begin SUPPLIED RECORDS

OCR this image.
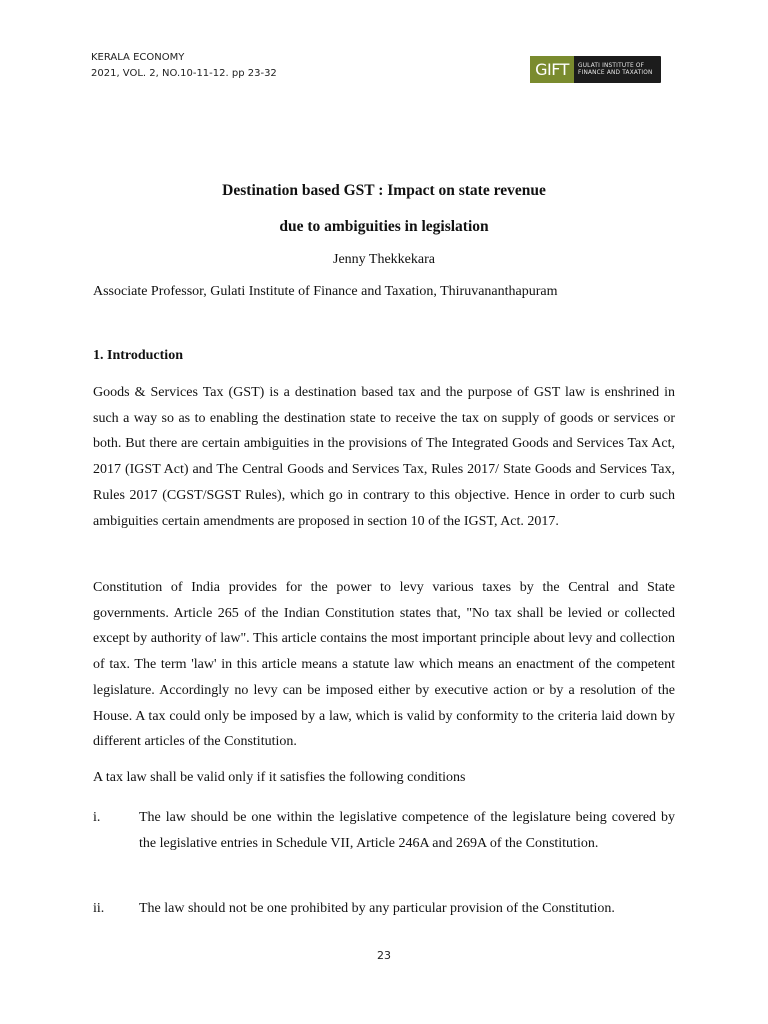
KERALA ECONOMY
2021, VOL. 2, NO.10-11-12. pp 23-32	GIFT	GULATI INSTITUTE OF
FINANCE AND TAXATION
Destination based GST : Impact on state revenue
due to ambiguities in legislation
Jenny Thekkekara
Associate Professor, Gulati Institute of Finance and Taxation, Thiruvananthapuram
1. Introduction

Goods & Services Tax (GST) is a destination based tax and the purpose of GST law is enshrined in such a way so as to enabling the destination state to receive the tax on supply of goods or services or both. But there are certain ambiguities in the provisions of The Integrated Goods and Services Tax Act, 2017 (IGST Act) and The Central Goods and Services Tax, Rules 2017/ State Goods and Services Tax, Rules 2017 (CGST/SGST Rules), which go in contrary to this objective. Hence in order to curb such ambiguities certain amendments are proposed in section 10 of the IGST, Act. 2017.

Constitution of India provides for the power to levy various taxes by the Central and State governments. Article 265 of the Indian Constitution states that, "No tax shall be levied or collected except by authority of law". This article contains the most important principle about levy and collection of tax. The term 'law' in this article means a statute law which means an enactment of the competent legislature. Accordingly no levy can be imposed either by executive action or by a resolution of the House. A tax could only be imposed by a law, which is valid by conformity to the criteria laid down by different articles of the Constitution.

A tax law shall be valid only if it satisfies the following conditions

i.	The law should be one within the legislative competence of the legislature being covered by the legislative entries in Schedule VII, Article 246A and 269A of the Constitution.
ii. The law should not be one prohibited by any particular provision of the Constitution.
23
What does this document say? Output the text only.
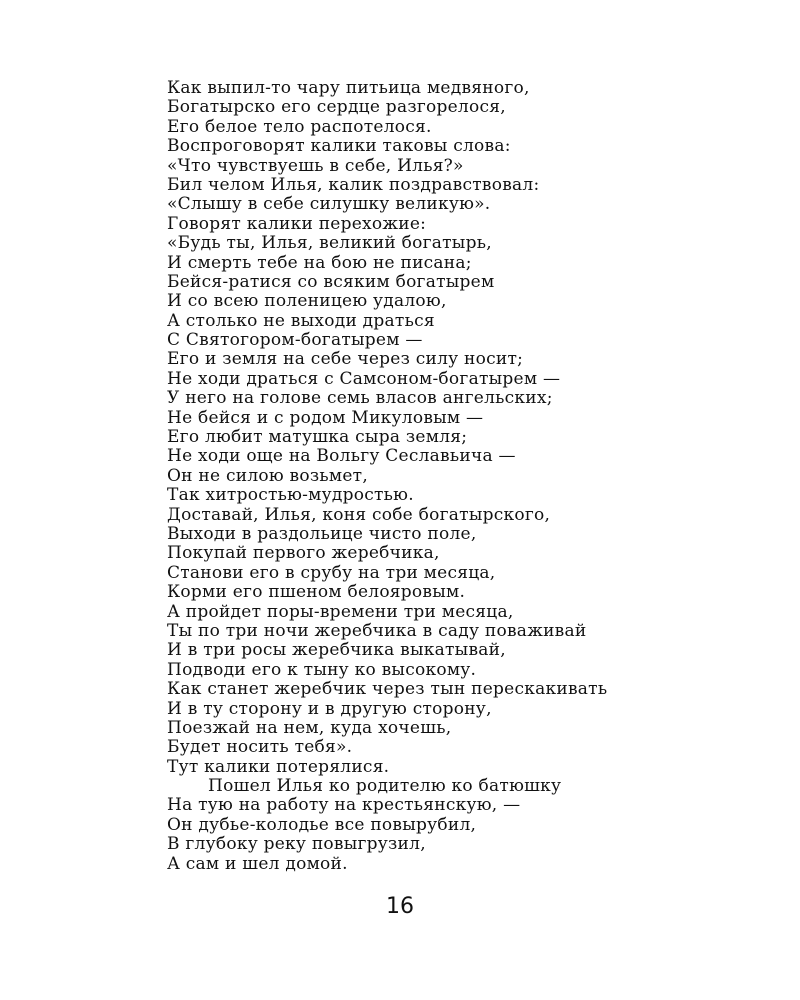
Как выпил-то чару питьица медвяного,
Богатырско его сердце разгорелося,
Его белое тело распотелося.
Воспроговорят калики таковы слова:
«Что чувствуешь в себе, Илья?»
Бил челом Илья, калик поздравствовал:
«Слышу в себе силушку великую».
Говорят калики перехожие:
«Будь ты, Илья, великий богатырь,
И смерть тебе на бою не писана;
Бейся-ратися со всяким богатырем
И со всею поленицею удалою,
А столько не выходи драться
С Святогором-богатырем —
Его и земля на себе через силу носит;
Не ходи драться с Самсоном-богатырем —
У него на голове семь власов ангельских;
Не бейся и с родом Микуловым —
Его любит матушка сыра земля;
Не ходи още на Вольгу Сеславьича —
Он не силою возьмет,
Так хитростью-мудростью.
Доставай, Илья, коня собе богатырского,
Выходи в раздольице чисто поле,
Покупай первого жеребчика,
Станови его в срубу на три месяца,
Корми его пшеном белояровым.
А пройдет поры-времени три месяца,
Ты по три ночи жеребчика в саду поваживай
И в три росы жеребчика выкатывай,
Подводи его к тыну ко высокому.
Как станет жеребчик через тын перескакивать
И в ту сторону и в другую сторону,
Поезжай на нем, куда хочешь,
Будет носить тебя».
Тут калики потерялися.
Пошел Илья ко родителю ко батюшку
На тую на работу на крестьянскую, —
Он дубье-колодье все повырубил,
В глубоку реку повыгрузил,
А сам и шел домой.
16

end SUPPLIED RECORDS

◆ **WORK TO BE COMPLETED**
Quote exactly, and only, the lines from the line containing "What does this" through the final line of the records above, both included, omitting any pictures.

◆ **RESPONSE TO THE TASK**
What does this document say? Output the text only.
Как выпил-то чару питьица медвяного,
Богатырско его сердце разгорелося,
Его белое тело распотелося.
Воспроговорят калики таковы слова:
«Что чувствуешь в себе, Илья?»
Бил челом Илья, калик поздравствовал:
«Слышу в себе силушку великую».
Говорят калики перехожие:
«Будь ты, Илья, великий богатырь,
И смерть тебе на бою не писана;
Бейся-ратися со всяким богатырем
И со всею поленицею удалою,
А столько не выходи драться
С Святогором-богатырем —
Его и земля на себе через силу носит;
Не ходи драться с Самсоном-богатырем —
У него на голове семь власов ангельских;
Не бейся и с родом Микуловым —
Его любит матушка сыра земля;
Не ходи още на Вольгу Сеславьича —
Он не силою возьмет,
Так хитростью-мудростью.
Доставай, Илья, коня собе богатырского,
Выходи в раздольице чисто поле,
Покупай первого жеребчика,
Станови его в срубу на три месяца,
Корми его пшеном белояровым.
А пройдет поры-времени три месяца,
Ты по три ночи жеребчика в саду поваживай
И в три росы жеребчика выкатывай,
Подводи его к тыну ко высокому.
Как станет жеребчик через тын перескакивать
И в ту сторону и в другую сторону,
Поезжай на нем, куда хочешь,
Будет носить тебя».
Тут калики потерялися.
Пошел Илья ко родителю ко батюшку
На тую на работу на крестьянскую, —
Он дубье-колодье все повырубил,
В глубоку реку повыгрузил,
А сам и шел домой.
16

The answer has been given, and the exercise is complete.